_SELECTED EXCERPT:_
--- START ---

Dietary factors have become a core subject in cognitive aging research.
2.1. Brain, Nutrients, and Neuroprotection
Nutrients are essential bioactive molecules, most of which must be sourced from food (Morris, 2012).
The high metabolism and turnover rate of nutrients in the brain make it especially dependent on optimal nutrient intake.
2.1.1. Oxidative Stress and Vitamins
High metabolic rates in the brain result in oxidative stress (Bishop et al., 2010).
Regulation of oxidative stress involves:
Antioxidant enzymes (endogenous) needing exogenous nutrients including vitamin E, vitamin C, carotenoids (e.g., beta-carotene), manganese, copper, selenium, and zinc.
ACE Vitamins
Studies show inconsistent results regarding dietary antioxidant intake and cognitive decline.
Vitamin E has correlations with reduced AD risk in some longitudinal studies (Devore et al., 2010; Engelhart et al., 2002b).
Contradictory evidence for vitamins C and A regarding dementia and cognitive decline (Corrada et al., 2005; Devore et al., 2010).

--- END ---

_EXERCISE INSTRUCTIONS:_
a) In the excerpt on nutrition and cognitive aging, what do high metabolic rates in the brain result in?
b) List every exogenous nutrient that the excerpt on nutrition and cognitive aging says antioxidant enzymes need.
c) Duplicate the part of the excerpt on nutrition and cognitive aging that opens with the words containing "Dietary factors have" and closes with "selenium, and zinc.".

_SOURCE DATA:_
--- START ---

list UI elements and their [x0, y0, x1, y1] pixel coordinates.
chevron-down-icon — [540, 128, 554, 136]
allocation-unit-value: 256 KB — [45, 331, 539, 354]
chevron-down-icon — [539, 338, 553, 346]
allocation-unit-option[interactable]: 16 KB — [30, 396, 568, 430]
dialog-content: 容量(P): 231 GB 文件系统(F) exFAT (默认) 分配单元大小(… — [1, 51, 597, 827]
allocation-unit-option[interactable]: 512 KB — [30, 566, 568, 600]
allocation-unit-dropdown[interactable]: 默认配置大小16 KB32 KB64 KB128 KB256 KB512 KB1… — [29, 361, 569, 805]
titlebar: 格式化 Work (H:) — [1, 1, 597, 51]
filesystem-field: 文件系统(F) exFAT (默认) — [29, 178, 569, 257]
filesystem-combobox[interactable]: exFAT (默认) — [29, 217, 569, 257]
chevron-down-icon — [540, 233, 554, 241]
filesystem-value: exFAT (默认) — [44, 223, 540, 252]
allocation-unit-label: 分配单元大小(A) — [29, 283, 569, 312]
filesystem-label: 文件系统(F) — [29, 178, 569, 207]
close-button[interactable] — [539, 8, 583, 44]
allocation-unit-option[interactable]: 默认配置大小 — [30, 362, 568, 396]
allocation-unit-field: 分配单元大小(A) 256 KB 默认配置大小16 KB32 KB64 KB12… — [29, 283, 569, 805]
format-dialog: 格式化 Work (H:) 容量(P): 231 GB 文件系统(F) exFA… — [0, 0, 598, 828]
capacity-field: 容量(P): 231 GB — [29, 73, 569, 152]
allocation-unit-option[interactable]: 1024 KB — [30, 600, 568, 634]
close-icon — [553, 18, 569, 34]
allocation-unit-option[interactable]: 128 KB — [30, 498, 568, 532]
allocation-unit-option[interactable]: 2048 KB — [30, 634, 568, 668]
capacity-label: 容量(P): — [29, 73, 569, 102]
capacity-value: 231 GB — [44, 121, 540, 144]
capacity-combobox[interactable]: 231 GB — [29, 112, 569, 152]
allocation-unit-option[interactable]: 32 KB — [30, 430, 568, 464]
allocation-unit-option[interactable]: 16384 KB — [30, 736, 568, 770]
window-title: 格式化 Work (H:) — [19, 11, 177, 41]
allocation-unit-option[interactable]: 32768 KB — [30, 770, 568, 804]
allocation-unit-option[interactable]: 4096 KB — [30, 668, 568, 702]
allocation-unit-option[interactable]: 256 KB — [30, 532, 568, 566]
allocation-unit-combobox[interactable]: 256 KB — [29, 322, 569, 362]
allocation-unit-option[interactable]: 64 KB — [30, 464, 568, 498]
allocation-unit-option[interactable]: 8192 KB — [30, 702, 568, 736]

--- END ---

_SOLUTION LIST:_
a) Oxidative stress.

b) Vitamin E, vitamin C, carotenoids (e.g., beta-carotene), manganese, copper, selenium, zinc

c)
Dietary factors have become a core subject in cognitive aging research.
2.1. Brain, Nutrients, and Neuroprotection
Nutrients are essential bioactive molecules, most of which must be sourced from food (Morris, 2012).
The high metabolism and turnover rate of nutrients in the brain make it especially dependent on optimal nutrient intake.
2.1.1. Oxidative Stress and Vitamins
High metabolic rates in the brain result in oxidative stress (Bishop et al., 2010).
Regulation of oxidative stress involves:
Antioxidant enzymes (endogenous) needing exogenous nutrients including vitamin E, vitamin C, carotenoids (e.g., beta-carotene), manganese, copper, selenium, and zinc.